EXTRACT TO READ:
┏━━

Impose Cost Sharing for the First 20 Days of a Stay in a Skilled Nursing Facility Under Medicare

For enrollees who have been hospitalized and need continuing skilled nursing care or rehabilitation services on a daily basis, Medicare currently covers up to 100 days of care in a skilled nursing facility (SNF) for each episode of care. There is no deductible for SNF care and no copayment for the first 20 days of each stay. A daily copayment is required for days 21 through 100; that copayment is set at 12.5 percent of the hospital inpatient deductible and is projected to be about $148 in 2013. A substantial share of Medicare SNF stays are shorter than 20 days and therefore do not require any copayment. The Congressional Budget Office projects that total Medicare spending for SNF services will rise from about $30 billion in 2012 to $60 billion in 2021.

┗━━

EXTRACTED DATA:
┏━━

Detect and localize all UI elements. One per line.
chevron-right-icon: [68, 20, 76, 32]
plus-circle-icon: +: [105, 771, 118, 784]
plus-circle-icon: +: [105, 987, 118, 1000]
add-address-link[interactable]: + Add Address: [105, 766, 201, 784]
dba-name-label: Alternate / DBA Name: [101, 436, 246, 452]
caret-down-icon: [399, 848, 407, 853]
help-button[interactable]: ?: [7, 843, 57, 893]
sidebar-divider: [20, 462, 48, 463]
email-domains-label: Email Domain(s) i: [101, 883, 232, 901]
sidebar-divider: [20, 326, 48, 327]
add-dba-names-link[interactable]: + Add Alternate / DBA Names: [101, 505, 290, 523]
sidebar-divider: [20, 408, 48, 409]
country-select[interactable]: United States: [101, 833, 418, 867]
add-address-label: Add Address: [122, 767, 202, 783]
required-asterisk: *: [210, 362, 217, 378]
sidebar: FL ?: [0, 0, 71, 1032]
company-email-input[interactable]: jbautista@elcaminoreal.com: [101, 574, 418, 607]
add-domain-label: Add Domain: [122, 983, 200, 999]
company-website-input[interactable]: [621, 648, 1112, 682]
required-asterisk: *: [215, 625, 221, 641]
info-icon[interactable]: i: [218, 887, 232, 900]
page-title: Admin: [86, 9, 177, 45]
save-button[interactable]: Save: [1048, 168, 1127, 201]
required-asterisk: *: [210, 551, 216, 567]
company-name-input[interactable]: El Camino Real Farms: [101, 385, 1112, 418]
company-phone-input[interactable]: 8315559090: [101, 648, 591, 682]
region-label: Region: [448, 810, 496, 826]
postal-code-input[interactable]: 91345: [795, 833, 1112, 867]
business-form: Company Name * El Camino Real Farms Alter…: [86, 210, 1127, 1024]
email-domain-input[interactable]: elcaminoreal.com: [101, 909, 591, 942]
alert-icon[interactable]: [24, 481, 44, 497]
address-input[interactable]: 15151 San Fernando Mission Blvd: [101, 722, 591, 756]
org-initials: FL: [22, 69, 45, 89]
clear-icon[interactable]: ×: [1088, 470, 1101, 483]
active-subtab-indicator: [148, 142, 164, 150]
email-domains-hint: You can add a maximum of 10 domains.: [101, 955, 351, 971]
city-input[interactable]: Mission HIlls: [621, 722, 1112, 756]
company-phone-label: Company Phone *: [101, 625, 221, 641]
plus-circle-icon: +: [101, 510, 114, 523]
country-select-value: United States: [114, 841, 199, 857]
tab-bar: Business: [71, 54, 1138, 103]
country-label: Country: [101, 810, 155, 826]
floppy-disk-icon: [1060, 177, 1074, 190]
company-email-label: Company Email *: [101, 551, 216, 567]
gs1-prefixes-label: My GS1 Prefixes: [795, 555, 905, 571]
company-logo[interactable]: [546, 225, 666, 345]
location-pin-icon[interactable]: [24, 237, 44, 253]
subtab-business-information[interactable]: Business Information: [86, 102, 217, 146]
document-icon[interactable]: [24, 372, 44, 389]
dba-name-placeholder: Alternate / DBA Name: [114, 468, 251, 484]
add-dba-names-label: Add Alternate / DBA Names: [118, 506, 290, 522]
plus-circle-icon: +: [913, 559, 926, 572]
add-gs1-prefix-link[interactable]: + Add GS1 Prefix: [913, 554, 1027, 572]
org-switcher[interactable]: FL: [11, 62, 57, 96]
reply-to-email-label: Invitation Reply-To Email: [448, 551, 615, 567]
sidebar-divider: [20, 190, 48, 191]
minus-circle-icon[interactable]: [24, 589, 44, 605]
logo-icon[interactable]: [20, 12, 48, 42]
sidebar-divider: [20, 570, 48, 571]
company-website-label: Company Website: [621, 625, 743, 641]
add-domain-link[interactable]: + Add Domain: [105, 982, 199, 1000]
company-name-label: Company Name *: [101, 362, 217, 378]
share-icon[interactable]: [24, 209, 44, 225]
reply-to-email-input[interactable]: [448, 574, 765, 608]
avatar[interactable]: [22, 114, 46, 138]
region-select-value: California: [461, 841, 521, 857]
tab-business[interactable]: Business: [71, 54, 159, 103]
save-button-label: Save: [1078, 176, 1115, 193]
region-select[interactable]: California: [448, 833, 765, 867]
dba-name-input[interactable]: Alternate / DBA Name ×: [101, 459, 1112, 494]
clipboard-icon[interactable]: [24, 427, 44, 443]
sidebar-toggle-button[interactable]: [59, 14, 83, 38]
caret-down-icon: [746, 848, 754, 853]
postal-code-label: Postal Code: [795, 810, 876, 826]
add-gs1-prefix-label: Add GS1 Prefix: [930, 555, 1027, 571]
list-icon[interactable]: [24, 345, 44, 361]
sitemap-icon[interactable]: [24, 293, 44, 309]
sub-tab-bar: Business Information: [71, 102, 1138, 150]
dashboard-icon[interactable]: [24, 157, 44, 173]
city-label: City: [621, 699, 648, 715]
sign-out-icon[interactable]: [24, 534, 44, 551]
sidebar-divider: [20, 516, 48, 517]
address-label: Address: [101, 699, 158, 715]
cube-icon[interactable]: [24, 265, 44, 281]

┗━━

REQUIRED ACTION A: In the passage on Medicare skilled nursing facility care, what daily copayment is projected for days 21 through 100 in 2013?
REQUIRED ACTION B: Pick up the passage on Medicare skilled nursing facility care after its last sentence and continue it.
The records come from an unrelated source.

EXPECTED ANSWER A: About $148 a day.

EXPECTED ANSWER B:
Beginning in 2013, this option would impose a copayment for each of the first 20 days of care in a skilled nursing facility equal to 5 percent of the inpatient deductible; that copayment is projected to be about $59 per day in 2013. The maximum additional liability for each SNF stay would thus equal the inpatient deductible, which CBO projects will be $1,184 in 2013. Imposing that copayment would reduce federal outlays by about $8 billion over the 2012-2016 period and by $21 billion over the 2012-2021 period.

The effect of this option on the use of SNF services and on beneficiaries' out-of-pocket payments would depend on whether participants had supplemental coverage. Most individual medigap policies include full coverage of current SNF copayments, so most beneficiaries with such policies would be insulated from the direct impact of the

higher copayments--but they would face higher medigap premiums to reflect the average cost of covering those payments. Employers' spending on supplemental coverage for their retirees would also probably increase, and those costs could be passed on to enrollees in the form of higher premiums. This option would not directly affect Medicare beneficiaries who receive full Medicaid benefits or those considered qualified Medicare beneficiaries because Medicaid would be responsible for the additional copayments under this option. The savings shown in this option are net of the additional federal Medicaid spending that would occur as a result.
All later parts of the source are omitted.